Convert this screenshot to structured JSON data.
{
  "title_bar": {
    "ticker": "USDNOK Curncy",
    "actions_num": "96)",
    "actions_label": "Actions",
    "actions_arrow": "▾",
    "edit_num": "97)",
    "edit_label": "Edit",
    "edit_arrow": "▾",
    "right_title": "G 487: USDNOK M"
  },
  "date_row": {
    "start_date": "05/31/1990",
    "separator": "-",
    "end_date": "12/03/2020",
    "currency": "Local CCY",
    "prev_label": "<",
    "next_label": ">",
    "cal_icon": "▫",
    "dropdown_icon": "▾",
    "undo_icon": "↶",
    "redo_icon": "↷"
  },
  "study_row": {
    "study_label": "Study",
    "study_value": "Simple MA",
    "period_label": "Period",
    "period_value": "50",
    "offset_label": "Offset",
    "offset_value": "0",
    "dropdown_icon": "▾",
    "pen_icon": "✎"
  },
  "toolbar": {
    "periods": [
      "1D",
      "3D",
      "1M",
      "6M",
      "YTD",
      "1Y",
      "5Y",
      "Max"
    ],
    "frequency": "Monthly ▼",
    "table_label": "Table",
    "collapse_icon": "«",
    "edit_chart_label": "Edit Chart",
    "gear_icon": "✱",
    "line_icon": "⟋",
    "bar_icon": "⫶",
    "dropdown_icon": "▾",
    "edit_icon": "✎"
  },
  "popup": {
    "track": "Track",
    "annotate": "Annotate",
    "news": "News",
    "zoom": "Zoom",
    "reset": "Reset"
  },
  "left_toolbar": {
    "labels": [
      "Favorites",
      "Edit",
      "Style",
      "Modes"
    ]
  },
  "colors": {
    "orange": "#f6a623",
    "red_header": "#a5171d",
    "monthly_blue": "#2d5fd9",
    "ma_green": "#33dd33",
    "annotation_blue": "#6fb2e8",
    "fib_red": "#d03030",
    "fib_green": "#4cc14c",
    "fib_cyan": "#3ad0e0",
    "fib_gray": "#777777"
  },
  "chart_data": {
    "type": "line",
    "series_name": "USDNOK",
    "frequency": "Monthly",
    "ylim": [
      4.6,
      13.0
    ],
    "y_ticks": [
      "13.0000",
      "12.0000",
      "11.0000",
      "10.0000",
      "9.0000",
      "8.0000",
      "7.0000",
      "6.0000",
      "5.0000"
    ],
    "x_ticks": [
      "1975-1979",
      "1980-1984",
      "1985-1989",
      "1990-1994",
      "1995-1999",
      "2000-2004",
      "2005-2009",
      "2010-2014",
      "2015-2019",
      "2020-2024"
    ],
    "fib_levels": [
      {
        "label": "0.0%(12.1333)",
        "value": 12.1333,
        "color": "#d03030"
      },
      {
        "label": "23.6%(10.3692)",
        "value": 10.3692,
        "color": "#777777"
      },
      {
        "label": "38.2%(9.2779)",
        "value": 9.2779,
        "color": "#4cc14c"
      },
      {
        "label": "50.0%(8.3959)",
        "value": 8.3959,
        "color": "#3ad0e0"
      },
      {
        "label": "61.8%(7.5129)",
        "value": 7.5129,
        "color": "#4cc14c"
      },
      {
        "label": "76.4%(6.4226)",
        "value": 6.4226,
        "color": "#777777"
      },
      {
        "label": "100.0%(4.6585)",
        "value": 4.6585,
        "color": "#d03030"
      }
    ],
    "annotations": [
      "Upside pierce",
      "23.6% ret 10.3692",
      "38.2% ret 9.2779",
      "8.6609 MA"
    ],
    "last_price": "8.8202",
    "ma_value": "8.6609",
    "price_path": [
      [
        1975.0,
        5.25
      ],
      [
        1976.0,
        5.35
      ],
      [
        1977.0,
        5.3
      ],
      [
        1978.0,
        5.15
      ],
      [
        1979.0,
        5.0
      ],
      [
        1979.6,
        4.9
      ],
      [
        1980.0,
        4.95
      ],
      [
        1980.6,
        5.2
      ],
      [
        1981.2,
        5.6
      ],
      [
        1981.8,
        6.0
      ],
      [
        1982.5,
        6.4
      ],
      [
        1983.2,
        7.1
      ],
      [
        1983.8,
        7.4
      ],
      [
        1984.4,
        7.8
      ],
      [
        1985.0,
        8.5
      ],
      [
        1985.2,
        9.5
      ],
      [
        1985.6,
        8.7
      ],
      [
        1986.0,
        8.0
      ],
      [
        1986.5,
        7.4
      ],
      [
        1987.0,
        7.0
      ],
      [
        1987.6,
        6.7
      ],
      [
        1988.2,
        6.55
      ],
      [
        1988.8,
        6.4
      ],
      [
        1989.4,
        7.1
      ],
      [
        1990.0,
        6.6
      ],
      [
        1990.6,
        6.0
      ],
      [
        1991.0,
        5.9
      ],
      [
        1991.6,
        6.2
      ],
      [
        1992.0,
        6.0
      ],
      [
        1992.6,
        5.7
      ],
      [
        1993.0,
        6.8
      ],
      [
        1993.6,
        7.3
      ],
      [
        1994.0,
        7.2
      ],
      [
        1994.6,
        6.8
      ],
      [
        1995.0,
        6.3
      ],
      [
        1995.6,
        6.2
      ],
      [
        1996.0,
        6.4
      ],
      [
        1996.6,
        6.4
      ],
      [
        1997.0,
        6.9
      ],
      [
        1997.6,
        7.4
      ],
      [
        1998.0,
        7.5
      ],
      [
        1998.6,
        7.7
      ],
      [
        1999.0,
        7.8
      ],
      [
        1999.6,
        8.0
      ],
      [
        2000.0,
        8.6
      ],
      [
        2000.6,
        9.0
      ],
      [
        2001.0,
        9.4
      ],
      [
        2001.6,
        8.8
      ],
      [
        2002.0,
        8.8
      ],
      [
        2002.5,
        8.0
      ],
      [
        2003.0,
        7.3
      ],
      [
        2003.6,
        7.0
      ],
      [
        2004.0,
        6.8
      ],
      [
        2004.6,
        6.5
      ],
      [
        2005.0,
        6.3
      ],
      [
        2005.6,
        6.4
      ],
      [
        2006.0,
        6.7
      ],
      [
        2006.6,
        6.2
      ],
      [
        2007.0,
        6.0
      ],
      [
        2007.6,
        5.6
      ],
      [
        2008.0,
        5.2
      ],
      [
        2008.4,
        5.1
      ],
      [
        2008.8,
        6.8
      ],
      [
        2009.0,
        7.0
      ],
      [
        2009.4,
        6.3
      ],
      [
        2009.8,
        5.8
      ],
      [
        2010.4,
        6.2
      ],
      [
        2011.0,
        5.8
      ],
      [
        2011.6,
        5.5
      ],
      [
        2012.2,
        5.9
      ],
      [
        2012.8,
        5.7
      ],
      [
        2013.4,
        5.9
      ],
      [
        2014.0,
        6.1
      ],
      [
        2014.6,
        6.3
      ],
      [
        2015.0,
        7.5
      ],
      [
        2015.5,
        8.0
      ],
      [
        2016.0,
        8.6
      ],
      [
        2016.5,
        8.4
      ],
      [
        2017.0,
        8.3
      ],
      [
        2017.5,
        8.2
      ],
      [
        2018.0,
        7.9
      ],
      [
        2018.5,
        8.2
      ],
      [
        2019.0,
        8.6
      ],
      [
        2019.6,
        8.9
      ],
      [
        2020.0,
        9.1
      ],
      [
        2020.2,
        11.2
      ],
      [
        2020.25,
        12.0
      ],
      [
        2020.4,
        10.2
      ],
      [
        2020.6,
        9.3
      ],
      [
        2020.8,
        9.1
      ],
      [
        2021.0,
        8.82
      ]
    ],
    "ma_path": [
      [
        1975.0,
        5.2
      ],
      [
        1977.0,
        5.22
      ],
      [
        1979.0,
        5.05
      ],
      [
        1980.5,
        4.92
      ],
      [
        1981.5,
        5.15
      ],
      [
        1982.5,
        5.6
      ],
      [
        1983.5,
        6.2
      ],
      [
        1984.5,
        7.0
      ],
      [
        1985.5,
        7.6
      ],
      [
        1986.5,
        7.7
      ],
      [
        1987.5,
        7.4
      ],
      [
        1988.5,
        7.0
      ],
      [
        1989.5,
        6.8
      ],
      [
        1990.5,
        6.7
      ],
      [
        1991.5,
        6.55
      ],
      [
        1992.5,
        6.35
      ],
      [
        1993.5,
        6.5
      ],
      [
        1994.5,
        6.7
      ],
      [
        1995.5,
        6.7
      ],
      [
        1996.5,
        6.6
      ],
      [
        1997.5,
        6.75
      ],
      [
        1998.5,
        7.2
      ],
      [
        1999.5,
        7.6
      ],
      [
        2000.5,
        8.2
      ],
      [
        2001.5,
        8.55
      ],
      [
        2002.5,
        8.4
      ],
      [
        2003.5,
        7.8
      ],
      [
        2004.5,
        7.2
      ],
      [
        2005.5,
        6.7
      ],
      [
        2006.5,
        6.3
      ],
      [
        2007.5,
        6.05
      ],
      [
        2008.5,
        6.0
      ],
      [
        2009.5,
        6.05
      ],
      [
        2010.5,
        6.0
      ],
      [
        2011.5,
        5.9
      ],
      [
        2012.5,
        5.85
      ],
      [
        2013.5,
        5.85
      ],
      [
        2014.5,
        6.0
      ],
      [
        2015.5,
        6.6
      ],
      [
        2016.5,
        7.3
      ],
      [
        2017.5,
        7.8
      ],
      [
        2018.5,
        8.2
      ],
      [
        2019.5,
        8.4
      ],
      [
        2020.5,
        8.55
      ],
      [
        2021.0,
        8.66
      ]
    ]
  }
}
* * * * *
- _YOUR OBJECTIVE_:
Identify the lines of the data that contain the word "frequency". Copy each of them.

- _ANSWER_:
    "frequency": "Monthly ▼",
    "frequency": "Monthly",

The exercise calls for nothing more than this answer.